_PROBLEM REQUIREMENTS_
Give nothing except the number of lines containing the word "enabled".

[BEGIN DATA FOR THE TASK]

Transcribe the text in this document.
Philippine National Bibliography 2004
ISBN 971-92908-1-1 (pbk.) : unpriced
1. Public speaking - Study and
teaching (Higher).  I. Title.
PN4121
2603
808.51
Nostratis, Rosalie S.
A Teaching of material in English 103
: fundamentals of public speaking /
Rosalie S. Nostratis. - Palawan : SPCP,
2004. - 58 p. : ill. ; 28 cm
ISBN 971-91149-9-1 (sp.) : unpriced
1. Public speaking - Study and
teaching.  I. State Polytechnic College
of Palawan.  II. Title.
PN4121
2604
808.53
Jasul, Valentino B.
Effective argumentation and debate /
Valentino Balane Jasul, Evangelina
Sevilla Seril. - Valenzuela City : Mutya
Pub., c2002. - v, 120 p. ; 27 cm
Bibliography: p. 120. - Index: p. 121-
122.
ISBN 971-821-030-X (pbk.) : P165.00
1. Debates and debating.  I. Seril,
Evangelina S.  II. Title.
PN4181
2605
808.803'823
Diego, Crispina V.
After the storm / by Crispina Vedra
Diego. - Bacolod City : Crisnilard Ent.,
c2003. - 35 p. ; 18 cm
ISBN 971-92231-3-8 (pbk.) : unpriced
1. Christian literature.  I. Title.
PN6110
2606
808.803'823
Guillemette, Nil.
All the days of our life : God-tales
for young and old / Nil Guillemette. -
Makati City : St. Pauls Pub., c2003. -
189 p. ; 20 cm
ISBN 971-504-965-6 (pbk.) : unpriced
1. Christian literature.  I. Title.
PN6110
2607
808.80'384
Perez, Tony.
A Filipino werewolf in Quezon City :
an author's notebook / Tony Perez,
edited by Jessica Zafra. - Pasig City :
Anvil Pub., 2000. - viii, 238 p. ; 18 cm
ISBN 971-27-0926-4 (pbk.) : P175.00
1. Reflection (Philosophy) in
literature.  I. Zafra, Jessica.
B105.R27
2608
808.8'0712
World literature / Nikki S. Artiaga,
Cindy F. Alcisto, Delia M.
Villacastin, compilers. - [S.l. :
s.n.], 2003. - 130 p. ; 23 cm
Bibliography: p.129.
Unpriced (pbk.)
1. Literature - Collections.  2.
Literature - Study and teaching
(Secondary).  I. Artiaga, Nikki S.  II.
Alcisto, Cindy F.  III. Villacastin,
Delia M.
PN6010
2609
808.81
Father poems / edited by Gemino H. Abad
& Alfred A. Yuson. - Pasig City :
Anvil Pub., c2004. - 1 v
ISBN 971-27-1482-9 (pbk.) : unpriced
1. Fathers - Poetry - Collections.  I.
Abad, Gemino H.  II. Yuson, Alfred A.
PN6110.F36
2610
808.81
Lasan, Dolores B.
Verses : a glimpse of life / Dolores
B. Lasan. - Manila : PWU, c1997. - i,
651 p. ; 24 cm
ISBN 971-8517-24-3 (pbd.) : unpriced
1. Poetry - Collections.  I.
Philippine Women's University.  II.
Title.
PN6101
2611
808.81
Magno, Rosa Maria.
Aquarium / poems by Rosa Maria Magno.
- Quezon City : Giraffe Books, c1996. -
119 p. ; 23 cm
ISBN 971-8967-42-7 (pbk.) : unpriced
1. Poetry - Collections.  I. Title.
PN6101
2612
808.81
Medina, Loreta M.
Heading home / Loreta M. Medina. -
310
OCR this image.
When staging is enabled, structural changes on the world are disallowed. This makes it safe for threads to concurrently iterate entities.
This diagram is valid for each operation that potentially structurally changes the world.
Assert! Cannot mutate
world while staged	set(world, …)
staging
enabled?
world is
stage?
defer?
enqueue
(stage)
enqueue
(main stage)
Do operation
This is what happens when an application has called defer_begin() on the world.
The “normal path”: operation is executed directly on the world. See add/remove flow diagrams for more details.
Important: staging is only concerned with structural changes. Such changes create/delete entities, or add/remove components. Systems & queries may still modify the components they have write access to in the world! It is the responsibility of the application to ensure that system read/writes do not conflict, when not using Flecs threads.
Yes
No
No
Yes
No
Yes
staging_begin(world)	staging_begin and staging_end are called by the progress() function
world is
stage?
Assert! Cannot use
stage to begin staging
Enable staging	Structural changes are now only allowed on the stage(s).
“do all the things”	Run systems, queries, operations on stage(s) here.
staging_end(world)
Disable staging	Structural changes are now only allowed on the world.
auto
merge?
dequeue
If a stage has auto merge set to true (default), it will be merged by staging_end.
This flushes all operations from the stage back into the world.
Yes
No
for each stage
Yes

[END DATA FOR THE TASK]

_FINAL RESULT_
2